■ **RECORDED DATA**
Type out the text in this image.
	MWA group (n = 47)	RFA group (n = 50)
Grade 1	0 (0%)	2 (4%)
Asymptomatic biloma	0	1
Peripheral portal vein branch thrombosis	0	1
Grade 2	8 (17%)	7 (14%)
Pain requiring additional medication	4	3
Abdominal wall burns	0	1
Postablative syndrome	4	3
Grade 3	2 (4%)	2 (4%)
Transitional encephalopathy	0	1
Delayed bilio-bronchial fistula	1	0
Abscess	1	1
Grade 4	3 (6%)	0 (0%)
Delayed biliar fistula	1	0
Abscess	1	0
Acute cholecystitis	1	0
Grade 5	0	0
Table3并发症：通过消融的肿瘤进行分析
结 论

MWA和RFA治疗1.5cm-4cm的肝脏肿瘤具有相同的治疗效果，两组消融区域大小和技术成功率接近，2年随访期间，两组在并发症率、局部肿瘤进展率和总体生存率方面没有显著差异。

■ **WHAT IS ASKED**
Search the lines above for the string "Grade" and copy each line that has it.

■ **TASK ANSWER**
Grade 1	0 (0%)	2 (4%)
Grade 2	8 (17%)	7 (14%)
Grade 3	2 (4%)	2 (4%)
Grade 4	3 (6%)	0 (0%)
Grade 5	0	0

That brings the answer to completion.